WORK TASK:
The number of lines containing "MOLM" is the only answer wanted; work it out from the entries below.

==============================

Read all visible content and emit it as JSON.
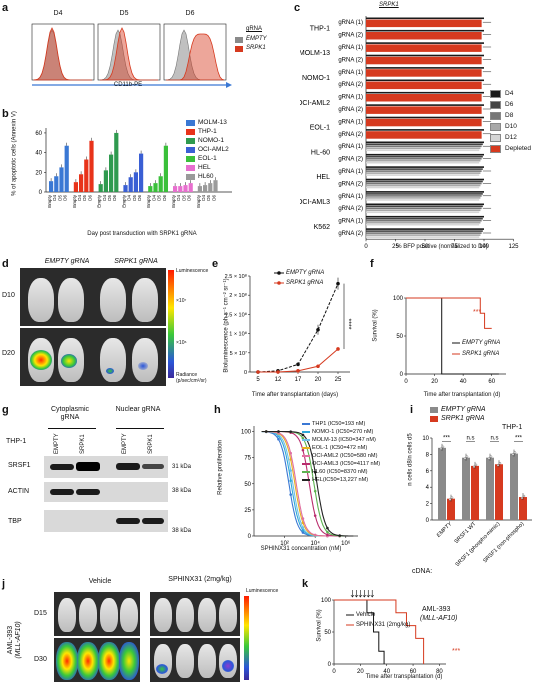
{
  "panel_letters": {
    "a": "a",
    "b": "b",
    "c": "c",
    "d": "d",
    "e": "e",
    "f": "f",
    "g": "g",
    "h": "h",
    "i": "i",
    "j": "j",
    "k": "k"
  },
  "colors": {
    "srpk1_red": "#d63a1f",
    "empty_gray": "#8a8a8a",
    "d4": "#1a1a1a",
    "d6": "#444444",
    "d8": "#777777",
    "d10": "#a8a8a8",
    "d12": "#d6d6d6",
    "depleted": "#d63a1f"
  },
  "panel_a": {
    "titles": [
      "D4",
      "D5",
      "D6"
    ],
    "xlabel": "CD11b-PE",
    "legend_title": "gRNA",
    "legend": [
      "EMPTY",
      "SRPK1"
    ]
  },
  "panel_b": {
    "ylabel": "% of apoptotic cells (Annexin V)",
    "xlabel": "Day post transduction with SRPK1 gRNA",
    "yticks": [
      "0",
      "20",
      "40",
      "60"
    ],
    "xtick_labels": [
      "Empty",
      "D4",
      "D5",
      "D6"
    ],
    "legend": [
      "MOLM-13",
      "THP-1",
      "NOMO-1",
      "OCI-AML2",
      "EOL-1",
      "HEL",
      "HL60"
    ]
  },
  "panel_c": {
    "header": "SRPK1",
    "rows": [
      {
        "cell": "THP-1",
        "grnas": [
          "gRNA (1)",
          "gRNA (2)"
        ]
      },
      {
        "cell": "MOLM-13",
        "grnas": [
          "gRNA (1)",
          "gRNA (2)"
        ]
      },
      {
        "cell": "NOMO-1",
        "grnas": [
          "gRNA (1)",
          "gRNA (2)"
        ]
      },
      {
        "cell": "OCI-AML2",
        "grnas": [
          "gRNA (1)",
          "gRNA (2)"
        ]
      },
      {
        "cell": "EOL-1",
        "grnas": [
          "gRNA (1)",
          "gRNA (2)"
        ]
      },
      {
        "cell": "HL-60",
        "grnas": [
          "gRNA (1)",
          "gRNA (2)"
        ]
      },
      {
        "cell": "HEL",
        "grnas": [
          "gRNA (1)",
          "gRNA (2)"
        ]
      },
      {
        "cell": "OCI-AML3",
        "grnas": [
          "gRNA (1)",
          "gRNA (2)"
        ]
      },
      {
        "cell": "K562",
        "grnas": [
          "gRNA (1)",
          "gRNA (2)"
        ]
      }
    ],
    "xticks": [
      "0",
      "25",
      "50",
      "75",
      "100",
      "125"
    ],
    "xlabel": "% BFP positive (normalized to D4)",
    "legend": [
      "D4",
      "D6",
      "D8",
      "D10",
      "D12",
      "Depleted"
    ]
  },
  "panel_d": {
    "headers": [
      "EMPTY gRNA",
      "SRPK1 gRNA"
    ],
    "rows": [
      "D10",
      "D20"
    ],
    "scale_title": "Luminescence",
    "scale_ticks": [
      "×10⁷",
      "×10⁶"
    ],
    "scale_unit": "Radiance (p/sec/cm²/sr)"
  },
  "panel_e": {
    "ylabel": "Bioluminescence (ph s⁻¹ cm⁻² sr⁻¹)",
    "xlabel": "Time after transplantation (days)",
    "yticks": [
      "0",
      "5 × 10⁷",
      "1 × 10⁸",
      "1.5 × 10⁸",
      "2 × 10⁸",
      "2.5 × 10⁸"
    ],
    "xticks": [
      "5",
      "12",
      "17",
      "20",
      "25"
    ],
    "legend": [
      "EMPTY gRNA",
      "SRPK1 gRNA"
    ],
    "sig": "****"
  },
  "panel_f": {
    "ylabel": "Survival (%)",
    "xlabel": "Time after transplantation (d)",
    "yticks": [
      "0",
      "50",
      "100"
    ],
    "xticks": [
      "0",
      "20",
      "40",
      "60"
    ],
    "legend": [
      "EMPTY gRNA",
      "SRPK1 gRNA"
    ],
    "sig": "***"
  },
  "panel_g": {
    "group_labels": [
      "Cytoplasmic gRNA",
      "Nuclear gRNA"
    ],
    "cell": "THP-1",
    "lanes": [
      "EMPTY",
      "SRPK1",
      "EMPTY",
      "SRPK1"
    ],
    "proteins": [
      "SRSF1",
      "ACTIN",
      "TBP"
    ],
    "markers": [
      "31 kDa",
      "38 kDa",
      "38 kDa"
    ]
  },
  "panel_h": {
    "ylabel": "Relative proliferation",
    "xlabel": "SPHINX31 concentration (nM)",
    "yticks": [
      "0",
      "25",
      "50",
      "75",
      "100"
    ],
    "xticks": [
      "10²",
      "10⁴",
      "10⁶"
    ],
    "legend": [
      {
        "label": "THP1 (IC50=193 nM)",
        "color": "#3a78d4"
      },
      {
        "label": "NOMO-1 (IC50=270 nM)",
        "color": "#2fa8d8"
      },
      {
        "label": "MOLM-13 (IC50=347 nM)",
        "color": "#6fc0e8"
      },
      {
        "label": "EOL-1 (IC50=472 nM)",
        "color": "#e8b020"
      },
      {
        "label": "OCI-AML2 (IC50=580 nM)",
        "color": "#e06fa0"
      },
      {
        "label": "OCI-AML3 (IC50=4117 nM)",
        "color": "#b92d6d"
      },
      {
        "label": "HL60 (IC50=8370 nM)",
        "color": "#5db350"
      },
      {
        "label": "HEL(IC50=13,227 nM)",
        "color": "#222222"
      }
    ]
  },
  "panel_i": {
    "legend": [
      "EMPTY gRNA",
      "SRPK1 gRNA"
    ],
    "cell": "THP-1",
    "ylabel": "n cells d8/n cells d5",
    "yticks": [
      "0",
      "2",
      "4",
      "6",
      "8",
      "10"
    ],
    "categories": [
      "EMPTY",
      "SRSF1 WT",
      "SRSF1 (phospho-mimic)",
      "SRSF1 (non-phospho)"
    ],
    "xprefix": "cDNA:",
    "sigs": [
      "***",
      "n.s",
      "n.s",
      "***"
    ]
  },
  "panel_j": {
    "headers": [
      "Vehicle",
      "SPHINX31 (2mg/kg)"
    ],
    "rows": [
      "D15",
      "D30"
    ],
    "side_label_1": "AML-393",
    "side_label_2": "(MLL-AF10)",
    "scale_title": "Luminescence"
  },
  "panel_k": {
    "ylabel": "Survival (%)",
    "xlabel": "Time after transplantation (d)",
    "yticks": [
      "0",
      "50",
      "100"
    ],
    "xticks": [
      "0",
      "20",
      "40",
      "60",
      "80"
    ],
    "title_1": "AML-393",
    "title_2": "(MLL-AF10)",
    "legend": [
      "Vehicle",
      "SPHINX31 (2mg/kg)"
    ],
    "sig": "***"
  },
  "chart_data": [
    {
      "type": "bar",
      "panel": "b",
      "categories": [
        "Empty",
        "D4",
        "D5",
        "D6"
      ],
      "series": [
        {
          "name": "MOLM-13",
          "values": [
            11,
            16,
            25,
            47
          ]
        },
        {
          "name": "THP-1",
          "values": [
            10,
            18,
            33,
            52
          ]
        },
        {
          "name": "NOMO-1",
          "values": [
            8,
            22,
            38,
            60
          ]
        },
        {
          "name": "OCI-AML2",
          "values": [
            7,
            15,
            20,
            39
          ]
        },
        {
          "name": "EOL-1",
          "values": [
            6,
            9,
            16,
            47
          ]
        },
        {
          "name": "HEL",
          "values": [
            6,
            6,
            7,
            9
          ]
        },
        {
          "name": "HL60",
          "values": [
            6,
            7,
            9,
            12
          ]
        }
      ],
      "ylim": [
        0,
        65
      ]
    },
    {
      "type": "line",
      "panel": "e",
      "x": [
        5,
        12,
        17,
        20,
        25
      ],
      "series": [
        {
          "name": "EMPTY gRNA",
          "values": [
            0,
            3000000.0,
            20000000.0,
            110000000.0,
            230000000.0
          ]
        },
        {
          "name": "SRPK1 gRNA",
          "values": [
            0,
            0,
            3000000.0,
            15000000.0,
            60000000.0
          ]
        }
      ]
    },
    {
      "type": "line",
      "panel": "f",
      "series": [
        {
          "name": "EMPTY gRNA",
          "x": [
            0,
            25,
            25,
            65
          ],
          "values": [
            100,
            100,
            0,
            0
          ]
        },
        {
          "name": "SRPK1 gRNA",
          "x": [
            0,
            52,
            52,
            55,
            55,
            60
          ],
          "values": [
            100,
            100,
            80,
            80,
            60,
            60
          ]
        }
      ]
    },
    {
      "type": "bar",
      "panel": "i",
      "categories": [
        "EMPTY",
        "SRSF1 WT",
        "SRSF1 (phospho-mimic)",
        "SRSF1 (non-phospho)"
      ],
      "series": [
        {
          "name": "EMPTY gRNA",
          "values": [
            8.8,
            7.6,
            7.6,
            8.1
          ]
        },
        {
          "name": "SRPK1 gRNA",
          "values": [
            2.6,
            6.6,
            6.8,
            2.8
          ]
        }
      ],
      "ylim": [
        0,
        10
      ]
    },
    {
      "type": "line",
      "panel": "k",
      "series": [
        {
          "name": "Vehicle",
          "x": [
            0,
            25,
            25,
            30,
            30,
            34,
            34,
            38,
            38
          ],
          "values": [
            100,
            100,
            80,
            80,
            50,
            50,
            20,
            20,
            0
          ]
        },
        {
          "name": "SPHINX31 (2mg/kg)",
          "x": [
            0,
            47,
            47,
            55,
            55,
            62,
            62,
            68,
            68
          ],
          "values": [
            100,
            100,
            80,
            80,
            60,
            60,
            40,
            40,
            0
          ]
        }
      ]
    }
  ]
}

==============================

TASK ANSWER:
4